Work to complete
Return the lines verbatim, starting with the first line and stopping after the line that contains "data-point-points_feb15-7 [318, 320, 326, 328]".

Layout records
◆ ◆ ◆

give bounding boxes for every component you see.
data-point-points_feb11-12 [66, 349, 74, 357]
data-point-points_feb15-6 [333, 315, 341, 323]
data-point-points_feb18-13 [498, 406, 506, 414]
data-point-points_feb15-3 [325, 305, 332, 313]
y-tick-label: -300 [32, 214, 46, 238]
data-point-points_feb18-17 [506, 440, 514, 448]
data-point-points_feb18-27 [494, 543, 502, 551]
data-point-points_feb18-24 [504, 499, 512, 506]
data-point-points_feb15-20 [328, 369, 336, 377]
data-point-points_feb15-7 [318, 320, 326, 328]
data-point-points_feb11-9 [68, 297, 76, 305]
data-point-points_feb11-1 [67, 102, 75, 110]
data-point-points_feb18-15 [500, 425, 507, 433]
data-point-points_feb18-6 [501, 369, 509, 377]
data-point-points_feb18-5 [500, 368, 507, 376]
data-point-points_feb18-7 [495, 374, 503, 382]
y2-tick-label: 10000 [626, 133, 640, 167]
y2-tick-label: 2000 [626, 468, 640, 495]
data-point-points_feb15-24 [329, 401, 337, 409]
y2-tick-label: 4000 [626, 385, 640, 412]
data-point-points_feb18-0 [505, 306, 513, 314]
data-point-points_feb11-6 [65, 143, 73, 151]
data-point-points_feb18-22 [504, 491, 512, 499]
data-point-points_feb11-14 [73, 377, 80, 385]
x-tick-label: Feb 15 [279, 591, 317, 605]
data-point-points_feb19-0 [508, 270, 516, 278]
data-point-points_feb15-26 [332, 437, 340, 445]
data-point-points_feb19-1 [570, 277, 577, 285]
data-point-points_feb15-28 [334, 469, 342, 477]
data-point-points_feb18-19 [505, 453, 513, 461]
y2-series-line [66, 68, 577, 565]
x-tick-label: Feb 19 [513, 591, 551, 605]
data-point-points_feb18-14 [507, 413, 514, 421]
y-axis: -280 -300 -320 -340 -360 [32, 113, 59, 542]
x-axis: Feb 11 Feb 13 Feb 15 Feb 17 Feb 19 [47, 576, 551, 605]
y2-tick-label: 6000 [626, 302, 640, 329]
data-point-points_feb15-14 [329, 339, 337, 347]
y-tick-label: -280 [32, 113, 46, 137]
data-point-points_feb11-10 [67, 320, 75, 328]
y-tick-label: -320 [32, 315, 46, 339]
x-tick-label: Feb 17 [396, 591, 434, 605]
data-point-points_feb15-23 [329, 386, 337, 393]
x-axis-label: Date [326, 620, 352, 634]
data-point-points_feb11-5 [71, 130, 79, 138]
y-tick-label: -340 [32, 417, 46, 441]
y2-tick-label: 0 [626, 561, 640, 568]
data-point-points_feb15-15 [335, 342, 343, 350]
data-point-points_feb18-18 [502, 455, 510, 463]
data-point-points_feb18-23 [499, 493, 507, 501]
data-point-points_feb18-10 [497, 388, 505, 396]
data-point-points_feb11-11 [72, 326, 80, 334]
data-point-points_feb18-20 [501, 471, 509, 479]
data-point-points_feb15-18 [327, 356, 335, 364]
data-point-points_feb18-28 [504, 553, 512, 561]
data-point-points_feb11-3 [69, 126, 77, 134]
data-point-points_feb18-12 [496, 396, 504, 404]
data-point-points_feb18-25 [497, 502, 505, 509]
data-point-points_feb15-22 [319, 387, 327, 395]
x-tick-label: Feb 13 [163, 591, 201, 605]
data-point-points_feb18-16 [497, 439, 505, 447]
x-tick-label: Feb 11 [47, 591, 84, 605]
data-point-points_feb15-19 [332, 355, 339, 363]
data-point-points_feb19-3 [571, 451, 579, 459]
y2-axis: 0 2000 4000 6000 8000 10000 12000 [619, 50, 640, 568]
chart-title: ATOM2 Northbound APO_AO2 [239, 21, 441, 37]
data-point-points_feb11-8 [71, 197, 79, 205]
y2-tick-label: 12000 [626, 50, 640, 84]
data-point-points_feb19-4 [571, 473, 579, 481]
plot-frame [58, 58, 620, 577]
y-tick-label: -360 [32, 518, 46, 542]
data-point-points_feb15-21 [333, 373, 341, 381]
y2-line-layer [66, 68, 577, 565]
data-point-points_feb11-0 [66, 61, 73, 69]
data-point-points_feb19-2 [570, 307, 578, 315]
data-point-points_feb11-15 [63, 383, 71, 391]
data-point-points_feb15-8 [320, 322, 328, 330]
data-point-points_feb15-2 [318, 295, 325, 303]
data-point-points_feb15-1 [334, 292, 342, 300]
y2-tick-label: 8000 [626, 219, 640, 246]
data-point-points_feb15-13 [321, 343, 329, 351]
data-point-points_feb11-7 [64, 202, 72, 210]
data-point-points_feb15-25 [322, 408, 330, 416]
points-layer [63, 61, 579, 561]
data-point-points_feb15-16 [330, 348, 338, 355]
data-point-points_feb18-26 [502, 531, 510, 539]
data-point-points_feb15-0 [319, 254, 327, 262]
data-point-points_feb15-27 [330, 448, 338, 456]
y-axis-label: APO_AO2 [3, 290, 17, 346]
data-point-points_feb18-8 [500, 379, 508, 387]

◆ ◆ ◆

Reply
give bounding boxes for every component you see.
data-point-points_feb11-12 [66, 349, 74, 357]
data-point-points_feb15-6 [333, 315, 341, 323]
data-point-points_feb18-13 [498, 406, 506, 414]
data-point-points_feb15-3 [325, 305, 332, 313]
y-tick-label: -300 [32, 214, 46, 238]
data-point-points_feb18-17 [506, 440, 514, 448]
data-point-points_feb18-27 [494, 543, 502, 551]
data-point-points_feb18-24 [504, 499, 512, 506]
data-point-points_feb15-20 [328, 369, 336, 377]
data-point-points_feb15-7 [318, 320, 326, 328]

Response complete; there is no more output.